> _Your instructions_
Extract the full listing below without altering a single character.
── Material for this task
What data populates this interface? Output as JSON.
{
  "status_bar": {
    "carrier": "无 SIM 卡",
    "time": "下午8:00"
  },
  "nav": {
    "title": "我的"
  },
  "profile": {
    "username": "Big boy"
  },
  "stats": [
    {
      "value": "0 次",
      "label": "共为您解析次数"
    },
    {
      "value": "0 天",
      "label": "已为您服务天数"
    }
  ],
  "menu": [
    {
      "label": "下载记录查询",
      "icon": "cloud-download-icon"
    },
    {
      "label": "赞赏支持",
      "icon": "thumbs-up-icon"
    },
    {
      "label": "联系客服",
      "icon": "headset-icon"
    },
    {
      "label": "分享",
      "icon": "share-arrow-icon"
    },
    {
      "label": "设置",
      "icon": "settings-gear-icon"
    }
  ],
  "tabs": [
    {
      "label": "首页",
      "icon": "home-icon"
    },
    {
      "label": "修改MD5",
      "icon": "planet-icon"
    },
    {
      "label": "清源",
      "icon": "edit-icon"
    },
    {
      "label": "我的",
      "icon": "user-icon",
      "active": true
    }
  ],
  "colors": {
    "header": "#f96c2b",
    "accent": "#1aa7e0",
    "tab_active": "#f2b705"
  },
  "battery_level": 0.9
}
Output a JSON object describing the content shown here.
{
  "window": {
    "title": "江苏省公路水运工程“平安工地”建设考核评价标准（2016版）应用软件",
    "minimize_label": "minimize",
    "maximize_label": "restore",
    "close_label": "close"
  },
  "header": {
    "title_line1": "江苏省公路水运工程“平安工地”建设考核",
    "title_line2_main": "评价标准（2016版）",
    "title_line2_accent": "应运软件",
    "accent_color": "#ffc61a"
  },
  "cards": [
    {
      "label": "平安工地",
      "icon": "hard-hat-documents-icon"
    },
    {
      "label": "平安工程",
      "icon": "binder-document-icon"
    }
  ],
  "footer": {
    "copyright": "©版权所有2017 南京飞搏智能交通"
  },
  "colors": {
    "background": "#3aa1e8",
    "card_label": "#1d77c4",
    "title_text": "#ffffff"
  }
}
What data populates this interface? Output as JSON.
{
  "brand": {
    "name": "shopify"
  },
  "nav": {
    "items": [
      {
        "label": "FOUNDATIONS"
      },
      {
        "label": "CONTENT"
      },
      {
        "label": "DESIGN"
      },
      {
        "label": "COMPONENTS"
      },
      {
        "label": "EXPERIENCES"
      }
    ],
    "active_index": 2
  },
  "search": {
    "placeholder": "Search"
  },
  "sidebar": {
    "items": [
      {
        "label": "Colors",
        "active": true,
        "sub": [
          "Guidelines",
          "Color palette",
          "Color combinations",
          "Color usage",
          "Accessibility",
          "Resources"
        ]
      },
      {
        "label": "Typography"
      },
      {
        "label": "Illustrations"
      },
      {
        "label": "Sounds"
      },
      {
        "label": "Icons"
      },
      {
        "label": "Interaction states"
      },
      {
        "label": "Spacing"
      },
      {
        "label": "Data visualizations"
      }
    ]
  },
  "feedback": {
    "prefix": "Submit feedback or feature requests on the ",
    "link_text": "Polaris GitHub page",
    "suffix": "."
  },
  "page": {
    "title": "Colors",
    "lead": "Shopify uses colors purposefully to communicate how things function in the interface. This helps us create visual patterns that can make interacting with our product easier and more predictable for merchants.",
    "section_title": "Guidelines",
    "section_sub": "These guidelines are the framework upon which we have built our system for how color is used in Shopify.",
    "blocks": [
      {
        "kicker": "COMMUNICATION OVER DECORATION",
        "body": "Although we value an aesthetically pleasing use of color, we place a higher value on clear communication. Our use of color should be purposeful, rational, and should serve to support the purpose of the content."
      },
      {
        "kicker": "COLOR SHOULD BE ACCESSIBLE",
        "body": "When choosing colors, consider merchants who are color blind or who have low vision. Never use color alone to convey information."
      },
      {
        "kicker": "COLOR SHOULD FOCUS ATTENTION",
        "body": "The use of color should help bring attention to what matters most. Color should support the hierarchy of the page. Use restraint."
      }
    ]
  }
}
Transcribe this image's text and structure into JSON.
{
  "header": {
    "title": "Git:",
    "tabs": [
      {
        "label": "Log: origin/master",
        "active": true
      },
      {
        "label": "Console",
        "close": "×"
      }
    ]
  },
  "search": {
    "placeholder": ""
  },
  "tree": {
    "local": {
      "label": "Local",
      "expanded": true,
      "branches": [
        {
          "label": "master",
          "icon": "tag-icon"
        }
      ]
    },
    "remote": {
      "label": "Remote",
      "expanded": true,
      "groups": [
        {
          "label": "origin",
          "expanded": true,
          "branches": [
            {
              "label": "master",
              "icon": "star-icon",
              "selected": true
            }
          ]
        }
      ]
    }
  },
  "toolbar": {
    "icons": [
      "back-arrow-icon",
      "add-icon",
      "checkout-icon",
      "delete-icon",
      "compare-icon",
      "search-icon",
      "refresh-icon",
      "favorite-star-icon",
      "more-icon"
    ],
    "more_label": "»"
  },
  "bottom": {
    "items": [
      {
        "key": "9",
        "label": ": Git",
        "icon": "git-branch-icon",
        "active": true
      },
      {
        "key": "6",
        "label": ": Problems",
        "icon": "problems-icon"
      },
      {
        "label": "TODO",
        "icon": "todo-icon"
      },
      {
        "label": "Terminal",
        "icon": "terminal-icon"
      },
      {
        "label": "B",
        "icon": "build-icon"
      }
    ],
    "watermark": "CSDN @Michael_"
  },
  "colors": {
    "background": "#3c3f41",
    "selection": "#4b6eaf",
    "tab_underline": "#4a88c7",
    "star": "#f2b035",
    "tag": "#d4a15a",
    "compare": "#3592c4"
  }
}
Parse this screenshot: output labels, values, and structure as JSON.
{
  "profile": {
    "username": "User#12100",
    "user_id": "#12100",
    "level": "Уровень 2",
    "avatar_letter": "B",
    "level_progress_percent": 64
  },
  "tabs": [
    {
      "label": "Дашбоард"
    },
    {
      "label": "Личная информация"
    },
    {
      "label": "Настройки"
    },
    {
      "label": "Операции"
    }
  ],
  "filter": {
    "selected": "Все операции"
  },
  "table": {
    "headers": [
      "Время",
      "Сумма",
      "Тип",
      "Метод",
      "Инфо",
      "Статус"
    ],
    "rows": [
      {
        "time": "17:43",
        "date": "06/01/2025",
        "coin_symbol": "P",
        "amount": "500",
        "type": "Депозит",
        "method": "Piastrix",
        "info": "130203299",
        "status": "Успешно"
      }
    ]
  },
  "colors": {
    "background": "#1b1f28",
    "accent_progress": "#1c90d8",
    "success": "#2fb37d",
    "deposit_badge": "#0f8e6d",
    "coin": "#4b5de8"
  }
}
────
> _The completed task_
What data populates this interface? Output as JSON.
{
  "status_bar": {
    "carrier": "无 SIM 卡",
    "time": "下午8:00"
  },
  "nav": {
    "title": "我的"
  },
  "profile": {
    "username": "Big boy"
  },
  "stats": [
    {
      "value": "0 次",
      "label": "共为您解析次数"
    },
    {
      "value": "0 天",
      "label": "已为您服务天数"
    }
  ],
  "menu": [
    {
      "label": "下载记录查询",
      "icon": "cloud-download-icon"
    },
    {
      "label": "赞赏支持",
      "icon": "thumbs-up-icon"
    },
    {
      "label": "联系客服",
      "icon": "headset-icon"
    },
    {
      "label": "分享",
      "icon": "share-arrow-icon"
    },
    {
      "label": "设置",
      "icon": "settings-gear-icon"
    }
  ],
  "tabs": [
    {
      "label": "首页",
      "icon": "home-icon"
    },
    {
      "label": "修改MD5",
      "icon": "planet-icon"
    },
    {
      "label": "清源",
      "icon": "edit-icon"
    },
    {
      "label": "我的",
      "icon": "user-icon",
      "active": true
    }
  ],
  "colors": {
    "header": "#f96c2b",
    "accent": "#1aa7e0",
    "tab_active": "#f2b705"
  },
  "battery_level": 0.9
}
Output a JSON object describing the content shown here.
{
  "window": {
    "title": "江苏省公路水运工程“平安工地”建设考核评价标准（2016版）应用软件",
    "minimize_label": "minimize",
    "maximize_label": "restore",
    "close_label": "close"
  },
  "header": {
    "title_line1": "江苏省公路水运工程“平安工地”建设考核",
    "title_line2_main": "评价标准（2016版）",
    "title_line2_accent": "应运软件",
    "accent_color": "#ffc61a"
  },
  "cards": [
    {
      "label": "平安工地",
      "icon": "hard-hat-documents-icon"
    },
    {
      "label": "平安工程",
      "icon": "binder-document-icon"
    }
  ],
  "footer": {
    "copyright": "©版权所有2017 南京飞搏智能交通"
  },
  "colors": {
    "background": "#3aa1e8",
    "card_label": "#1d77c4",
    "title_text": "#ffffff"
  }
}
What data populates this interface? Output as JSON.
{
  "brand": {
    "name": "shopify"
  },
  "nav": {
    "items": [
      {
        "label": "FOUNDATIONS"
      },
      {
        "label": "CONTENT"
      },
      {
        "label": "DESIGN"
      },
      {
        "label": "COMPONENTS"
      },
      {
        "label": "EXPERIENCES"
      }
    ],
    "active_index": 2
  },
  "search": {
    "placeholder": "Search"
  },
  "sidebar": {
    "items": [
      {
        "label": "Colors",
        "active": true,
        "sub": [
          "Guidelines",
          "Color palette",
          "Color combinations",
          "Color usage",
          "Accessibility",
          "Resources"
        ]
      },
      {
        "label": "Typography"
      },
      {
        "label": "Illustrations"
      },
      {
        "label": "Sounds"
      },
      {
        "label": "Icons"
      },
      {
        "label": "Interaction states"
      },
      {
        "label": "Spacing"
      },
      {
        "label": "Data visualizations"
      }
    ]
  },
  "feedback": {
    "prefix": "Submit feedback or feature requests on the ",
    "link_text": "Polaris GitHub page",
    "suffix": "."
  },
  "page": {
    "title": "Colors",
    "lead": "Shopify uses colors purposefully to communicate how things function in the interface. This helps us create visual patterns that can make interacting with our product easier and more predictable for merchants.",
    "section_title": "Guidelines",
    "section_sub": "These guidelines are the framework upon which we have built our system for how color is used in Shopify.",
    "blocks": [
      {
        "kicker": "COMMUNICATION OVER DECORATION",
        "body": "Although we value an aesthetically pleasing use of color, we place a higher value on clear communication. Our use of color should be purposeful, rational, and should serve to support the purpose of the content."
      },
      {
        "kicker": "COLOR SHOULD BE ACCESSIBLE",
        "body": "When choosing colors, consider merchants who are color blind or who have low vision. Never use color alone to convey information."
      },
      {
        "kicker": "COLOR SHOULD FOCUS ATTENTION",
        "body": "The use of color should help bring attention to what matters most. Color should support the hierarchy of the page. Use restraint."
      }
    ]
  }
}
Transcribe this image's text and structure into JSON.
{
  "header": {
    "title": "Git:",
    "tabs": [
      {
        "label": "Log: origin/master",
        "active": true
      },
      {
        "label": "Console",
        "close": "×"
      }
    ]
  },
  "search": {
    "placeholder": ""
  },
  "tree": {
    "local": {
      "label": "Local",
      "expanded": true,
      "branches": [
        {
          "label": "master",
          "icon": "tag-icon"
        }
      ]
    },
    "remote": {
      "label": "Remote",
      "expanded": true,
      "groups": [
        {
          "label": "origin",
          "expanded": true,
          "branches": [
            {
              "label": "master",
              "icon": "star-icon",
              "selected": true
            }
          ]
        }
      ]
    }
  },
  "toolbar": {
    "icons": [
      "back-arrow-icon",
      "add-icon",
      "checkout-icon",
      "delete-icon",
      "compare-icon",
      "search-icon",
      "refresh-icon",
      "favorite-star-icon",
      "more-icon"
    ],
    "more_label": "»"
  },
  "bottom": {
    "items": [
      {
        "key": "9",
        "label": ": Git",
        "icon": "git-branch-icon",
        "active": true
      },
      {
        "key": "6",
        "label": ": Problems",
        "icon": "problems-icon"
      },
      {
        "label": "TODO",
        "icon": "todo-icon"
      },
      {
        "label": "Terminal",
        "icon": "terminal-icon"
      },
      {
        "label": "B",
        "icon": "build-icon"
      }
    ],
    "watermark": "CSDN @Michael_"
  },
  "colors": {
    "background": "#3c3f41",
    "selection": "#4b6eaf",
    "tab_underline": "#4a88c7",
    "star": "#f2b035",
    "tag": "#d4a15a",
    "compare": "#3592c4"
  }
}
Parse this screenshot: output labels, values, and structure as JSON.
{
  "profile": {
    "username": "User#12100",
    "user_id": "#12100",
    "level": "Уровень 2",
    "avatar_letter": "B",
    "level_progress_percent": 64
  },
  "tabs": [
    {
      "label": "Дашбоард"
    },
    {
      "label": "Личная информация"
    },
    {
      "label": "Настройки"
    },
    {
      "label": "Операции"
    }
  ],
  "filter": {
    "selected": "Все операции"
  },
  "table": {
    "headers": [
      "Время",
      "Сумма",
      "Тип",
      "Метод",
      "Инфо",
      "Статус"
    ],
    "rows": [
      {
        "time": "17:43",
        "date": "06/01/2025",
        "coin_symbol": "P",
        "amount": "500",
        "type": "Депозит",
        "method": "Piastrix",
        "info": "130203299",
        "status": "Успешно"
      }
    ]
  },
  "colors": {
    "background": "#1b1f28",
    "accent_progress": "#1c90d8",
    "success": "#2fb37d",
    "deposit_badge": "#0f8e6d",
    "coin": "#4b5de8"
  }
}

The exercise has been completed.